MATERIAL FOR THIS EXERCISE:
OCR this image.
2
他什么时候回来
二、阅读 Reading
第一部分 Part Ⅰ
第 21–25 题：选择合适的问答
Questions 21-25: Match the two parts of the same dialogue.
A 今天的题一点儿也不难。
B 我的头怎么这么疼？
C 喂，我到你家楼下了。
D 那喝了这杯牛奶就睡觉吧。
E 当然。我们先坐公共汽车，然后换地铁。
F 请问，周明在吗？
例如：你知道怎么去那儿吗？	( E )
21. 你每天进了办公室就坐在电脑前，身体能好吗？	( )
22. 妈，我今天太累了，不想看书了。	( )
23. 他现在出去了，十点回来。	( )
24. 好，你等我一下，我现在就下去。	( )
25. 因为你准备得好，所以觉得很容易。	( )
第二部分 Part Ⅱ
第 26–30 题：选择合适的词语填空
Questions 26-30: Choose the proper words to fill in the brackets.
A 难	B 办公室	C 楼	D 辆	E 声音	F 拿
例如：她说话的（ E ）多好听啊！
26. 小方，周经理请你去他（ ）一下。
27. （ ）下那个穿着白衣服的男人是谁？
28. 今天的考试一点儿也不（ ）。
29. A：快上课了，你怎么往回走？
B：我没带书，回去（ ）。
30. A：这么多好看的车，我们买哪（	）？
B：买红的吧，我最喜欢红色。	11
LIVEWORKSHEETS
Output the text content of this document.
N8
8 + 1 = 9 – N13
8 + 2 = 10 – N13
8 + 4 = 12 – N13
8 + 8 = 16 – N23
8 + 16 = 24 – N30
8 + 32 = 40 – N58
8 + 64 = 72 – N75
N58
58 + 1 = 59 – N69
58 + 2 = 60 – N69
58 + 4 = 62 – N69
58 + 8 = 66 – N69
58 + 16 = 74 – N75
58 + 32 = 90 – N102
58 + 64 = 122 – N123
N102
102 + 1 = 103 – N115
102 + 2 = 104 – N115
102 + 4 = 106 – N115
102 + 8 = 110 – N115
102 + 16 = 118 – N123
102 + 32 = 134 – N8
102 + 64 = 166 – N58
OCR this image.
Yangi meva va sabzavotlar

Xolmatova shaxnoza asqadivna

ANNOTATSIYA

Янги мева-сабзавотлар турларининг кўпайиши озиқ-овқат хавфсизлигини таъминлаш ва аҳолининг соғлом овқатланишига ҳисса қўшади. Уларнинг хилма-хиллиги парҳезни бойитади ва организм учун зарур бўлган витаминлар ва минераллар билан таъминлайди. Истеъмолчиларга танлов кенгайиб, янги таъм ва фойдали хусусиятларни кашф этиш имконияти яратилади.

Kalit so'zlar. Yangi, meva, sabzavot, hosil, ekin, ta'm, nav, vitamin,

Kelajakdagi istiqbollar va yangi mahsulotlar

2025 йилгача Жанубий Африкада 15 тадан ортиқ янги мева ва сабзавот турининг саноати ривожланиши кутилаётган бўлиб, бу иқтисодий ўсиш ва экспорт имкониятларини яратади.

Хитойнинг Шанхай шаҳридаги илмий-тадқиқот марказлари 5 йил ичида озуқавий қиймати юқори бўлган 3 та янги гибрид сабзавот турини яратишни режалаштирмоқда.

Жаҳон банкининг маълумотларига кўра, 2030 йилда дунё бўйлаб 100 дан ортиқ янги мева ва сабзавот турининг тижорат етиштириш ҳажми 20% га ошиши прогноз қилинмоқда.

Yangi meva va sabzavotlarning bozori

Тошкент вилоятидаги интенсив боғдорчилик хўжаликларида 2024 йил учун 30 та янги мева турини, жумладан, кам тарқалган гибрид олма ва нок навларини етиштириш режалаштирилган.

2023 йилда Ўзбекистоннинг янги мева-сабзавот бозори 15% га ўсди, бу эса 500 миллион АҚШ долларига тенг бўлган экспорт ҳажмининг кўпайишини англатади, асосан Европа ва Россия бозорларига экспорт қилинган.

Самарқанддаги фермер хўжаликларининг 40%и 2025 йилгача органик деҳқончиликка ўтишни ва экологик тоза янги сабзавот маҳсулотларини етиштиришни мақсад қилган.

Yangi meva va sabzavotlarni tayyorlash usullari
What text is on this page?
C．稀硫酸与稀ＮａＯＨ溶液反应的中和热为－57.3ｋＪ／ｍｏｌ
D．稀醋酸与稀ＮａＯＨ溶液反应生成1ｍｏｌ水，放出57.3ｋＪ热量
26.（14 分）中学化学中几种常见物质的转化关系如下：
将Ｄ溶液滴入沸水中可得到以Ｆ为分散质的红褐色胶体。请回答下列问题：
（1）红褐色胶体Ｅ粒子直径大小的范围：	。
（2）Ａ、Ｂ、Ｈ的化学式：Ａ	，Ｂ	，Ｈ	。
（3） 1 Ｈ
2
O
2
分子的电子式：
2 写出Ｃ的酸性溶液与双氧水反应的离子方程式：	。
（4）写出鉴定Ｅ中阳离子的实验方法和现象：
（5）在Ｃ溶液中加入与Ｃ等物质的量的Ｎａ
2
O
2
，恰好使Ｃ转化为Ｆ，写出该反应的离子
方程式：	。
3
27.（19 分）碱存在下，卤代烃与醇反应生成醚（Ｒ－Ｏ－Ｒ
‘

TO BE DONE: Copy all the records above exactly, missing none.

THE RESULT:
OCR this image.
2
他什么时候回来
二、阅读 Reading
第一部分 Part Ⅰ
第 21–25 题：选择合适的问答
Questions 21-25: Match the two parts of the same dialogue.
A 今天的题一点儿也不难。
B 我的头怎么这么疼？
C 喂，我到你家楼下了。
D 那喝了这杯牛奶就睡觉吧。
E 当然。我们先坐公共汽车，然后换地铁。
F 请问，周明在吗？
例如：你知道怎么去那儿吗？	( E )
21. 你每天进了办公室就坐在电脑前，身体能好吗？	( )
22. 妈，我今天太累了，不想看书了。	( )
23. 他现在出去了，十点回来。	( )
24. 好，你等我一下，我现在就下去。	( )
25. 因为你准备得好，所以觉得很容易。	( )
第二部分 Part Ⅱ
第 26–30 题：选择合适的词语填空
Questions 26-30: Choose the proper words to fill in the brackets.
A 难	B 办公室	C 楼	D 辆	E 声音	F 拿
例如：她说话的（ E ）多好听啊！
26. 小方，周经理请你去他（ ）一下。
27. （ ）下那个穿着白衣服的男人是谁？
28. 今天的考试一点儿也不（ ）。
29. A：快上课了，你怎么往回走？
B：我没带书，回去（ ）。
30. A：这么多好看的车，我们买哪（	）？
B：买红的吧，我最喜欢红色。	11
LIVEWORKSHEETS
Output the text content of this document.
N8
8 + 1 = 9 – N13
8 + 2 = 10 – N13
8 + 4 = 12 – N13
8 + 8 = 16 – N23
8 + 16 = 24 – N30
8 + 32 = 40 – N58
8 + 64 = 72 – N75
N58
58 + 1 = 59 – N69
58 + 2 = 60 – N69
58 + 4 = 62 – N69
58 + 8 = 66 – N69
58 + 16 = 74 – N75
58 + 32 = 90 – N102
58 + 64 = 122 – N123
N102
102 + 1 = 103 – N115
102 + 2 = 104 – N115
102 + 4 = 106 – N115
102 + 8 = 110 – N115
102 + 16 = 118 – N123
102 + 32 = 134 – N8
102 + 64 = 166 – N58
OCR this image.
Yangi meva va sabzavotlar

Xolmatova shaxnoza asqadivna

ANNOTATSIYA

Янги мева-сабзавотлар турларининг кўпайиши озиқ-овқат хавфсизлигини таъминлаш ва аҳолининг соғлом овқатланишига ҳисса қўшади. Уларнинг хилма-хиллиги парҳезни бойитади ва организм учун зарур бўлган витаминлар ва минераллар билан таъминлайди. Истеъмолчиларга танлов кенгайиб, янги таъм ва фойдали хусусиятларни кашф этиш имконияти яратилади.

Kalit so'zlar. Yangi, meva, sabzavot, hosil, ekin, ta'm, nav, vitamin,

Kelajakdagi istiqbollar va yangi mahsulotlar

2025 йилгача Жанубий Африкада 15 тадан ортиқ янги мева ва сабзавот турининг саноати ривожланиши кутилаётган бўлиб, бу иқтисодий ўсиш ва экспорт имкониятларини яратади.

Хитойнинг Шанхай шаҳридаги илмий-тадқиқот марказлари 5 йил ичида озуқавий қиймати юқори бўлган 3 та янги гибрид сабзавот турини яратишни режалаштирмоқда.

Жаҳон банкининг маълумотларига кўра, 2030 йилда дунё бўйлаб 100 дан ортиқ янги мева ва сабзавот турининг тижорат етиштириш ҳажми 20% га ошиши прогноз қилинмоқда.

Yangi meva va sabzavotlarning bozori

Тошкент вилоятидаги интенсив боғдорчилик хўжаликларида 2024 йил учун 30 та янги мева турини, жумладан, кам тарқалган гибрид олма ва нок навларини етиштириш режалаштирилган.

2023 йилда Ўзбекистоннинг янги мева-сабзавот бозори 15% га ўсди, бу эса 500 миллион АҚШ долларига тенг бўлган экспорт ҳажмининг кўпайишини англатади, асосан Европа ва Россия бозорларига экспорт қилинган.

Самарқанддаги фермер хўжаликларининг 40%и 2025 йилгача органик деҳқончиликка ўтишни ва экологик тоза янги сабзавот маҳсулотларини етиштиришни мақсад қилган.

Yangi meva va sabzavotlarni tayyorlash usullari
What text is on this page?
C．稀硫酸与稀ＮａＯＨ溶液反应的中和热为－57.3ｋＪ／ｍｏｌ
D．稀醋酸与稀ＮａＯＨ溶液反应生成1ｍｏｌ水，放出57.3ｋＪ热量
26.（14 分）中学化学中几种常见物质的转化关系如下：
将Ｄ溶液滴入沸水中可得到以Ｆ为分散质的红褐色胶体。请回答下列问题：
（1）红褐色胶体Ｅ粒子直径大小的范围：	。
（2）Ａ、Ｂ、Ｈ的化学式：Ａ	，Ｂ	，Ｈ	。
（3） 1 Ｈ
2
O
2
分子的电子式：
2 写出Ｃ的酸性溶液与双氧水反应的离子方程式：	。
（4）写出鉴定Ｅ中阳离子的实验方法和现象：
（5）在Ｃ溶液中加入与Ｃ等物质的量的Ｎａ
2
O
2
，恰好使Ｃ转化为Ｆ，写出该反应的离子
方程式：	。
3
27.（19 分）碱存在下，卤代烃与醇反应生成醚（Ｒ－Ｏ－Ｒ
‘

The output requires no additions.